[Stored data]
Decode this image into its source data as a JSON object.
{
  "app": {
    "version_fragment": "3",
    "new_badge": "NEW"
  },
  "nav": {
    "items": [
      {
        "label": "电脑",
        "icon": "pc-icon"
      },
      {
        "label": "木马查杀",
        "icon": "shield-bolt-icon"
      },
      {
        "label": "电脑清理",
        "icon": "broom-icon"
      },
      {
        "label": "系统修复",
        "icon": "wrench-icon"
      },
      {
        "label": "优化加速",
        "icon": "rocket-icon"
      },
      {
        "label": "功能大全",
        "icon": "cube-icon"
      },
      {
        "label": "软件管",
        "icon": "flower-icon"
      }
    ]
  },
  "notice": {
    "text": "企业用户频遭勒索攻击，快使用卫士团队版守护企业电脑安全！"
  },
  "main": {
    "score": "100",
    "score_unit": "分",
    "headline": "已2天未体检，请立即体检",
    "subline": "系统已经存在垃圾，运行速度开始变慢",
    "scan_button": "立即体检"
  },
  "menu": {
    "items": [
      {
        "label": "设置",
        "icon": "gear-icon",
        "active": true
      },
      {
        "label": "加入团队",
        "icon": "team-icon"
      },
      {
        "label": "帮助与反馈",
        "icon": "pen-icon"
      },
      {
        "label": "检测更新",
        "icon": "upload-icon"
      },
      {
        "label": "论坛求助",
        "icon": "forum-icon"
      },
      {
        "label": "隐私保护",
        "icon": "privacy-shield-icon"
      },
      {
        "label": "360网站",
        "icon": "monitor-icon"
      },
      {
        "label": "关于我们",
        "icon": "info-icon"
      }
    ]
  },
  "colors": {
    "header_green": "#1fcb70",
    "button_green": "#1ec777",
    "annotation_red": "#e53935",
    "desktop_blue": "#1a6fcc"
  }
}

Goal of the exercise:
Find the word "shield" in the data and show each line that holds it.

Correct output:
        "icon": "shield-bolt-icon"
        "icon": "privacy-shield-icon"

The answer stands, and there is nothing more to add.